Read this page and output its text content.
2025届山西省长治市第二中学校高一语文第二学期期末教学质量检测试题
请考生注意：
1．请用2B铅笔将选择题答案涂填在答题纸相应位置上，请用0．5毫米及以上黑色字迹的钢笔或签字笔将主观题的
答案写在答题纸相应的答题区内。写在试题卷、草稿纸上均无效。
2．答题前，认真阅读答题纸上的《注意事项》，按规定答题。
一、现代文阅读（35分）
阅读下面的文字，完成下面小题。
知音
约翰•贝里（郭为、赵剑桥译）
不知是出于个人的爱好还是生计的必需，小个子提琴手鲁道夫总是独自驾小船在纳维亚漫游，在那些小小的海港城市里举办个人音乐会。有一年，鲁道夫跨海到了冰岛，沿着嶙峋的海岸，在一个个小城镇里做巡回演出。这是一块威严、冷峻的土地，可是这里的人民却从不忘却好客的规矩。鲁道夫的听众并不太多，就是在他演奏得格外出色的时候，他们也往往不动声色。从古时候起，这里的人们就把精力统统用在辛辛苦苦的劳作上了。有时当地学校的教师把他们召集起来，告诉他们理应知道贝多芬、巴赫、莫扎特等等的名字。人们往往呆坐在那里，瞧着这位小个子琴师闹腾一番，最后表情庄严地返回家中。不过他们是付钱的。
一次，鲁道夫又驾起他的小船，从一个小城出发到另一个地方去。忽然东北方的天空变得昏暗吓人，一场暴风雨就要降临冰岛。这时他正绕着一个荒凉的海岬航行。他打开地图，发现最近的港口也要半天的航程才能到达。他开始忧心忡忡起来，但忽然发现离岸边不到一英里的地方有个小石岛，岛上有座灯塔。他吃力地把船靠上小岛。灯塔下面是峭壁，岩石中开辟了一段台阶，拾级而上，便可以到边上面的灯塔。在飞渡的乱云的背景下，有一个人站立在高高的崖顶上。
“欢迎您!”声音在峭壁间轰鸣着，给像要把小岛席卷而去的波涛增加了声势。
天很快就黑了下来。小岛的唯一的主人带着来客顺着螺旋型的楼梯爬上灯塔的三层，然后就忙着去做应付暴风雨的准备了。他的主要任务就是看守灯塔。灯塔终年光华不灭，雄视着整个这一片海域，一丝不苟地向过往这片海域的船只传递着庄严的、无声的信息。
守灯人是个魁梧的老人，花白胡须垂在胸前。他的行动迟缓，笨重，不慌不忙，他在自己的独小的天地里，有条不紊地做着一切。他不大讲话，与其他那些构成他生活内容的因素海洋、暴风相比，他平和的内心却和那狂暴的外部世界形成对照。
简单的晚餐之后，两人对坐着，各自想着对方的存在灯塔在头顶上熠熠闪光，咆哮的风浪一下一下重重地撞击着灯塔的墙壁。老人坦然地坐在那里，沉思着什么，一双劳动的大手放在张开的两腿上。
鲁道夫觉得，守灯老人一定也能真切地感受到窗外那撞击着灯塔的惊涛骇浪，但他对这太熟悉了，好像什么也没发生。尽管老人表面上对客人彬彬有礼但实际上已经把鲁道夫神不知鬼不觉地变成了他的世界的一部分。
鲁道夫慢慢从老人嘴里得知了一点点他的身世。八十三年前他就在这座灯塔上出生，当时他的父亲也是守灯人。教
★ ★ ★ ★ ★
§ **WORK INSTRUCTIONS**: Retype every entry above, word for word.

§ **SOLVED EXERCISE**:
Read this page and output its text content.
2025届山西省长治市第二中学校高一语文第二学期期末教学质量检测试题
请考生注意：
1．请用2B铅笔将选择题答案涂填在答题纸相应位置上，请用0．5毫米及以上黑色字迹的钢笔或签字笔将主观题的
答案写在答题纸相应的答题区内。写在试题卷、草稿纸上均无效。
2．答题前，认真阅读答题纸上的《注意事项》，按规定答题。
一、现代文阅读（35分）
阅读下面的文字，完成下面小题。
知音
约翰•贝里（郭为、赵剑桥译）
不知是出于个人的爱好还是生计的必需，小个子提琴手鲁道夫总是独自驾小船在纳维亚漫游，在那些小小的海港城市里举办个人音乐会。有一年，鲁道夫跨海到了冰岛，沿着嶙峋的海岸，在一个个小城镇里做巡回演出。这是一块威严、冷峻的土地，可是这里的人民却从不忘却好客的规矩。鲁道夫的听众并不太多，就是在他演奏得格外出色的时候，他们也往往不动声色。从古时候起，这里的人们就把精力统统用在辛辛苦苦的劳作上了。有时当地学校的教师把他们召集起来，告诉他们理应知道贝多芬、巴赫、莫扎特等等的名字。人们往往呆坐在那里，瞧着这位小个子琴师闹腾一番，最后表情庄严地返回家中。不过他们是付钱的。
一次，鲁道夫又驾起他的小船，从一个小城出发到另一个地方去。忽然东北方的天空变得昏暗吓人，一场暴风雨就要降临冰岛。这时他正绕着一个荒凉的海岬航行。他打开地图，发现最近的港口也要半天的航程才能到达。他开始忧心忡忡起来，但忽然发现离岸边不到一英里的地方有个小石岛，岛上有座灯塔。他吃力地把船靠上小岛。灯塔下面是峭壁，岩石中开辟了一段台阶，拾级而上，便可以到边上面的灯塔。在飞渡的乱云的背景下，有一个人站立在高高的崖顶上。
“欢迎您!”声音在峭壁间轰鸣着，给像要把小岛席卷而去的波涛增加了声势。
天很快就黑了下来。小岛的唯一的主人带着来客顺着螺旋型的楼梯爬上灯塔的三层，然后就忙着去做应付暴风雨的准备了。他的主要任务就是看守灯塔。灯塔终年光华不灭，雄视着整个这一片海域，一丝不苟地向过往这片海域的船只传递着庄严的、无声的信息。
守灯人是个魁梧的老人，花白胡须垂在胸前。他的行动迟缓，笨重，不慌不忙，他在自己的独小的天地里，有条不紊地做着一切。他不大讲话，与其他那些构成他生活内容的因素海洋、暴风相比，他平和的内心却和那狂暴的外部世界形成对照。
简单的晚餐之后，两人对坐着，各自想着对方的存在灯塔在头顶上熠熠闪光，咆哮的风浪一下一下重重地撞击着灯塔的墙壁。老人坦然地坐在那里，沉思着什么，一双劳动的大手放在张开的两腿上。
鲁道夫觉得，守灯老人一定也能真切地感受到窗外那撞击着灯塔的惊涛骇浪，但他对这太熟悉了，好像什么也没发生。尽管老人表面上对客人彬彬有礼但实际上已经把鲁道夫神不知鬼不觉地变成了他的世界的一部分。
鲁道夫慢慢从老人嘴里得知了一点点他的身世。八十三年前他就在这座灯塔上出生，当时他的父亲也是守灯人。教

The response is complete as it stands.